## DESCRIPTION OF THE TASK
Write out the whole of the material exactly.

## GIVEN INFORMATION
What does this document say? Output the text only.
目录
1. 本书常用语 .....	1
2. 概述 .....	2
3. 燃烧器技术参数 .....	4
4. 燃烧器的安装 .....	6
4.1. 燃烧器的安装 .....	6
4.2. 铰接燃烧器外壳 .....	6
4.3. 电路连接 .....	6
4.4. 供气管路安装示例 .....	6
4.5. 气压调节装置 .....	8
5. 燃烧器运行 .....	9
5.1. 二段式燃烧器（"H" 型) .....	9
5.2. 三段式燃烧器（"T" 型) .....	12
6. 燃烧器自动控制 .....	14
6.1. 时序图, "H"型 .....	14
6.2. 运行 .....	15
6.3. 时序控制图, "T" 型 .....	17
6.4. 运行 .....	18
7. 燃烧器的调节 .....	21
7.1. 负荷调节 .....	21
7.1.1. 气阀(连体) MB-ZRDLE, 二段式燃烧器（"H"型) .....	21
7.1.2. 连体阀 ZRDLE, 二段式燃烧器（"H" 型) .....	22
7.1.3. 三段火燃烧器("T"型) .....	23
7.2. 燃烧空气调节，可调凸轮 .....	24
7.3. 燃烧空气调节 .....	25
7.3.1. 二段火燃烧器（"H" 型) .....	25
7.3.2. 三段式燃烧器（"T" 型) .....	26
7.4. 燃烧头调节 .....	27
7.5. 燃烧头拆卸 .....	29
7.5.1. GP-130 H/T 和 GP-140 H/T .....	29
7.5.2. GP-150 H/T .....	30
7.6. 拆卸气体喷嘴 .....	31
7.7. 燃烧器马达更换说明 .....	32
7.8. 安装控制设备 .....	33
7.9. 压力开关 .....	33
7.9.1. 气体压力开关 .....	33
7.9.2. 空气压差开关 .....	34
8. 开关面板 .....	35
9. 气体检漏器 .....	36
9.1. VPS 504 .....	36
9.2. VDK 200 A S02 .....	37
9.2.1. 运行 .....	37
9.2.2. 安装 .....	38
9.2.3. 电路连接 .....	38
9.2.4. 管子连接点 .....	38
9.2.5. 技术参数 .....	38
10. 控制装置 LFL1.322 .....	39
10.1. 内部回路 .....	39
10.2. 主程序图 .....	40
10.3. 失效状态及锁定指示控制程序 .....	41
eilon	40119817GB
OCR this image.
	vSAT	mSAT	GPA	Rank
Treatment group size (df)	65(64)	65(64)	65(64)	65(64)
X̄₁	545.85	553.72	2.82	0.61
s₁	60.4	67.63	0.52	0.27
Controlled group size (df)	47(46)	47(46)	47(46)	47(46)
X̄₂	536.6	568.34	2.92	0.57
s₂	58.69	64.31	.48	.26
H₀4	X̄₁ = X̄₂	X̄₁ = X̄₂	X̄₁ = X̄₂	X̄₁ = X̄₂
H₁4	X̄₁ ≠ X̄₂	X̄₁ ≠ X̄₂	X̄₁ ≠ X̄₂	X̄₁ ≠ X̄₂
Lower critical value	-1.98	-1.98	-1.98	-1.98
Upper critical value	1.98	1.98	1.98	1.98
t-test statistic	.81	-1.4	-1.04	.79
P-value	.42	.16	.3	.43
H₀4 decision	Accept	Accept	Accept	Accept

## FINAL ANSWER
What does this document say? Output the text only.
目录
1. 本书常用语 .....	1
2. 概述 .....	2
3. 燃烧器技术参数 .....	4
4. 燃烧器的安装 .....	6
4.1. 燃烧器的安装 .....	6
4.2. 铰接燃烧器外壳 .....	6
4.3. 电路连接 .....	6
4.4. 供气管路安装示例 .....	6
4.5. 气压调节装置 .....	8
5. 燃烧器运行 .....	9
5.1. 二段式燃烧器（"H" 型) .....	9
5.2. 三段式燃烧器（"T" 型) .....	12
6. 燃烧器自动控制 .....	14
6.1. 时序图, "H"型 .....	14
6.2. 运行 .....	15
6.3. 时序控制图, "T" 型 .....	17
6.4. 运行 .....	18
7. 燃烧器的调节 .....	21
7.1. 负荷调节 .....	21
7.1.1. 气阀(连体) MB-ZRDLE, 二段式燃烧器（"H"型) .....	21
7.1.2. 连体阀 ZRDLE, 二段式燃烧器（"H" 型) .....	22
7.1.3. 三段火燃烧器("T"型) .....	23
7.2. 燃烧空气调节，可调凸轮 .....	24
7.3. 燃烧空气调节 .....	25
7.3.1. 二段火燃烧器（"H" 型) .....	25
7.3.2. 三段式燃烧器（"T" 型) .....	26
7.4. 燃烧头调节 .....	27
7.5. 燃烧头拆卸 .....	29
7.5.1. GP-130 H/T 和 GP-140 H/T .....	29
7.5.2. GP-150 H/T .....	30
7.6. 拆卸气体喷嘴 .....	31
7.7. 燃烧器马达更换说明 .....	32
7.8. 安装控制设备 .....	33
7.9. 压力开关 .....	33
7.9.1. 气体压力开关 .....	33
7.9.2. 空气压差开关 .....	34
8. 开关面板 .....	35
9. 气体检漏器 .....	36
9.1. VPS 504 .....	36
9.2. VDK 200 A S02 .....	37
9.2.1. 运行 .....	37
9.2.2. 安装 .....	38
9.2.3. 电路连接 .....	38
9.2.4. 管子连接点 .....	38
9.2.5. 技术参数 .....	38
10. 控制装置 LFL1.322 .....	39
10.1. 内部回路 .....	39
10.2. 主程序图 .....	40
10.3. 失效状态及锁定指示控制程序 .....	41
eilon	40119817GB
OCR this image.
	vSAT	mSAT	GPA	Rank
Treatment group size (df)	65(64)	65(64)	65(64)	65(64)
X̄₁	545.85	553.72	2.82	0.61
s₁	60.4	67.63	0.52	0.27
Controlled group size (df)	47(46)	47(46)	47(46)	47(46)
X̄₂	536.6	568.34	2.92	0.57
s₂	58.69	64.31	.48	.26
H₀4	X̄₁ = X̄₂	X̄₁ = X̄₂	X̄₁ = X̄₂	X̄₁ = X̄₂
H₁4	X̄₁ ≠ X̄₂	X̄₁ ≠ X̄₂	X̄₁ ≠ X̄₂	X̄₁ ≠ X̄₂
Lower critical value	-1.98	-1.98	-1.98	-1.98
Upper critical value	1.98	1.98	1.98	1.98
t-test statistic	.81	-1.4	-1.04	.79
P-value	.42	.16	.3	.43
H₀4 decision	Accept	Accept	Accept	Accept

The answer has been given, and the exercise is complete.